### Your instructions
In this exercise, reproduce all the entries that follow exactly.

Start Information supplied

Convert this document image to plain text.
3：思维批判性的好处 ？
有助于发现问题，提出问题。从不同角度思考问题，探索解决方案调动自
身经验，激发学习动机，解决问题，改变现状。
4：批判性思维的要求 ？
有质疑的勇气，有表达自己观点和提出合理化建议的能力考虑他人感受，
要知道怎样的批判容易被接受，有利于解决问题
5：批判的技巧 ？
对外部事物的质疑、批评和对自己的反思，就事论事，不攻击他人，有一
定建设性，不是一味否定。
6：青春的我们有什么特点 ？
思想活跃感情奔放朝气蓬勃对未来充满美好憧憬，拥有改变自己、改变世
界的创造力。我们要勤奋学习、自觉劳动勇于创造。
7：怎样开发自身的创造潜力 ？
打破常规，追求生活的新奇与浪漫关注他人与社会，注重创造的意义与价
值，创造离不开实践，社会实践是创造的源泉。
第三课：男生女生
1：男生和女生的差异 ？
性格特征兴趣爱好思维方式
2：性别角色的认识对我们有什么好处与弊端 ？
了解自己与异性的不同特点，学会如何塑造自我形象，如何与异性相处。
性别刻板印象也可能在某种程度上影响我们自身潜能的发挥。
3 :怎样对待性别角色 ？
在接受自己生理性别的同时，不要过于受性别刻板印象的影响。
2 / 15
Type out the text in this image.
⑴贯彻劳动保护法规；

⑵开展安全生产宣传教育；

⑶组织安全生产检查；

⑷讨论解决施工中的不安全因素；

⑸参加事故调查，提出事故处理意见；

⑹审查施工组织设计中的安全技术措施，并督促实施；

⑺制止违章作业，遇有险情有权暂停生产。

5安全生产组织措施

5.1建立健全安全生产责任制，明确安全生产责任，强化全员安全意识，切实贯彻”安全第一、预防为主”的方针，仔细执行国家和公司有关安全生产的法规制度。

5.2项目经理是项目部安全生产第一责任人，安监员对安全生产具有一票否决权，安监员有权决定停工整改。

End Information supplied

### Task solution
Convert this document image to plain text.
3：思维批判性的好处 ？
有助于发现问题，提出问题。从不同角度思考问题，探索解决方案调动自
身经验，激发学习动机，解决问题，改变现状。
4：批判性思维的要求 ？
有质疑的勇气，有表达自己观点和提出合理化建议的能力考虑他人感受，
要知道怎样的批判容易被接受，有利于解决问题
5：批判的技巧 ？
对外部事物的质疑、批评和对自己的反思，就事论事，不攻击他人，有一
定建设性，不是一味否定。
6：青春的我们有什么特点 ？
思想活跃感情奔放朝气蓬勃对未来充满美好憧憬，拥有改变自己、改变世
界的创造力。我们要勤奋学习、自觉劳动勇于创造。
7：怎样开发自身的创造潜力 ？
打破常规，追求生活的新奇与浪漫关注他人与社会，注重创造的意义与价
值，创造离不开实践，社会实践是创造的源泉。
第三课：男生女生
1：男生和女生的差异 ？
性格特征兴趣爱好思维方式
2：性别角色的认识对我们有什么好处与弊端 ？
了解自己与异性的不同特点，学会如何塑造自我形象，如何与异性相处。
性别刻板印象也可能在某种程度上影响我们自身潜能的发挥。
3 :怎样对待性别角色 ？
在接受自己生理性别的同时，不要过于受性别刻板印象的影响。
2 / 15
Type out the text in this image.
⑴贯彻劳动保护法规；

⑵开展安全生产宣传教育；

⑶组织安全生产检查；

⑷讨论解决施工中的不安全因素；

⑸参加事故调查，提出事故处理意见；

⑹审查施工组织设计中的安全技术措施，并督促实施；

⑺制止违章作业，遇有险情有权暂停生产。

5安全生产组织措施

5.1建立健全安全生产责任制，明确安全生产责任，强化全员安全意识，切实贯彻”安全第一、预防为主”的方针，仔细执行国家和公司有关安全生产的法规制度。

5.2项目经理是项目部安全生产第一责任人，安监员对安全生产具有一票否决权，安监员有权决定停工整改。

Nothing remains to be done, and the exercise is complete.